[Stored data]
-=-=-=-=-

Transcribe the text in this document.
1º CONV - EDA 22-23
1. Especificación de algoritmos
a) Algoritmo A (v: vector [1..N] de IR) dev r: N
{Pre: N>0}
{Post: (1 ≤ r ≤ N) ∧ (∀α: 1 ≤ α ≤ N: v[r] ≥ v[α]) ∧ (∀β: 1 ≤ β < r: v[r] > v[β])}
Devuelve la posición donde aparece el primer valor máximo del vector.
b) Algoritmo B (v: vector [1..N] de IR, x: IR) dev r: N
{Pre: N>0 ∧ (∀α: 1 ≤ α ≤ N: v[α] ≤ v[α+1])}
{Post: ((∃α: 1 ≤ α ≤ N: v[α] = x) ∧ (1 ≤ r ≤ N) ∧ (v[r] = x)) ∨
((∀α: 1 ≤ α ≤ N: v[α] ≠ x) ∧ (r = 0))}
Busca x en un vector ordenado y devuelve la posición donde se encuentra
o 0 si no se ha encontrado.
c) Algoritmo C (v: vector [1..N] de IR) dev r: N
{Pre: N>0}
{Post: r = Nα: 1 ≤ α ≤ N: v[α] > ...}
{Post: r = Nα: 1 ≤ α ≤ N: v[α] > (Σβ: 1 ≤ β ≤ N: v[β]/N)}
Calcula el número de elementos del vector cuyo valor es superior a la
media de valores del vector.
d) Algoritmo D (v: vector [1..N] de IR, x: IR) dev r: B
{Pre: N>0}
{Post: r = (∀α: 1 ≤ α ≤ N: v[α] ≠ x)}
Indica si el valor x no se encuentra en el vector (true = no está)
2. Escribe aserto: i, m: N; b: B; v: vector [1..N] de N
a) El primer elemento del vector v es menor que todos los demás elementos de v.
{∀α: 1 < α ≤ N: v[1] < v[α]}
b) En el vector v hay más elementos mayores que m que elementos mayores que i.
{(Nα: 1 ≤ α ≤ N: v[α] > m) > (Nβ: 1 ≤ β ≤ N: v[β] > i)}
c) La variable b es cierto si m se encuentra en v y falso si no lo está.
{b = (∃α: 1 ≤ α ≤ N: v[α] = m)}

-=-=-=-=-

• Problem requirements
Output all of the material, please, exactly as it stands.

• Response
Transcribe the text in this document.
1º CONV - EDA 22-23
1. Especificación de algoritmos
a) Algoritmo A (v: vector [1..N] de IR) dev r: N
{Pre: N>0}
{Post: (1 ≤ r ≤ N) ∧ (∀α: 1 ≤ α ≤ N: v[r] ≥ v[α]) ∧ (∀β: 1 ≤ β < r: v[r] > v[β])}
Devuelve la posición donde aparece el primer valor máximo del vector.
b) Algoritmo B (v: vector [1..N] de IR, x: IR) dev r: N
{Pre: N>0 ∧ (∀α: 1 ≤ α ≤ N: v[α] ≤ v[α+1])}
{Post: ((∃α: 1 ≤ α ≤ N: v[α] = x) ∧ (1 ≤ r ≤ N) ∧ (v[r] = x)) ∨
((∀α: 1 ≤ α ≤ N: v[α] ≠ x) ∧ (r = 0))}
Busca x en un vector ordenado y devuelve la posición donde se encuentra
o 0 si no se ha encontrado.
c) Algoritmo C (v: vector [1..N] de IR) dev r: N
{Pre: N>0}
{Post: r = Nα: 1 ≤ α ≤ N: v[α] > ...}
{Post: r = Nα: 1 ≤ α ≤ N: v[α] > (Σβ: 1 ≤ β ≤ N: v[β]/N)}
Calcula el número de elementos del vector cuyo valor es superior a la
media de valores del vector.
d) Algoritmo D (v: vector [1..N] de IR, x: IR) dev r: B
{Pre: N>0}
{Post: r = (∀α: 1 ≤ α ≤ N: v[α] ≠ x)}
Indica si el valor x no se encuentra en el vector (true = no está)
2. Escribe aserto: i, m: N; b: B; v: vector [1..N] de N
a) El primer elemento del vector v es menor que todos los demás elementos de v.
{∀α: 1 < α ≤ N: v[1] < v[α]}
b) En el vector v hay más elementos mayores que m que elementos mayores que i.
{(Nα: 1 ≤ α ≤ N: v[α] > m) > (Nβ: 1 ≤ β ≤ N: v[β] > i)}
c) La variable b es cierto si m se encuentra en v y falso si no lo está.
{b = (∃α: 1 ≤ α ≤ N: v[α] = m)}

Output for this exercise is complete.